Input for this task →
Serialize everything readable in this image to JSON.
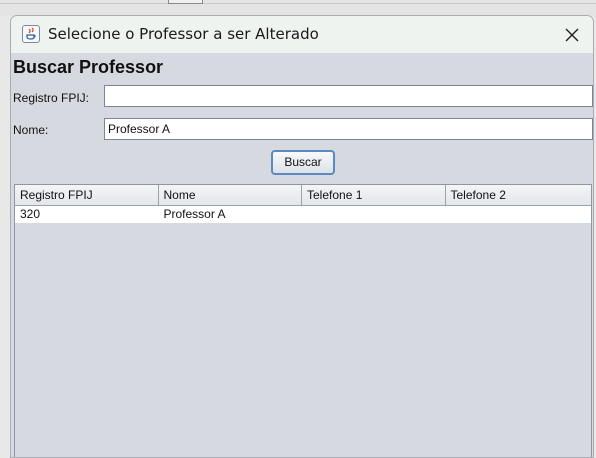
{
  "window": {
    "title": "Selecione o Professor a ser Alterado",
    "close_icon": "close-icon"
  },
  "form": {
    "heading": "Buscar Professor",
    "registro_label": "Registro FPIJ:",
    "registro_value": "",
    "nome_label": "Nome:",
    "nome_value": "Professor A",
    "search_button": "Buscar"
  },
  "table": {
    "columns": [
      "Registro FPIJ",
      "Nome",
      "Telefone 1",
      "Telefone 2"
    ],
    "rows": [
      [
        "320",
        "Professor A",
        "",
        ""
      ]
    ]
  },
  "colors": {
    "window_bg": "#d6d9df",
    "titlebar_bg": "#eef3f0",
    "button_border": "#5a8ac0"
  }
}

Task to carry out →
Reproduce all of the material exactly, apart from the pictures.

Response to the task →
Serialize everything readable in this image to JSON.
{
  "window": {
    "title": "Selecione o Professor a ser Alterado",
    "close_icon": "close-icon"
  },
  "form": {
    "heading": "Buscar Professor",
    "registro_label": "Registro FPIJ:",
    "registro_value": "",
    "nome_label": "Nome:",
    "nome_value": "Professor A",
    "search_button": "Buscar"
  },
  "table": {
    "columns": [
      "Registro FPIJ",
      "Nome",
      "Telefone 1",
      "Telefone 2"
    ],
    "rows": [
      [
        "320",
        "Professor A",
        "",
        ""
      ]
    ]
  },
  "colors": {
    "window_bg": "#d6d9df",
    "titlebar_bg": "#eef3f0",
    "button_border": "#5a8ac0"
  }
}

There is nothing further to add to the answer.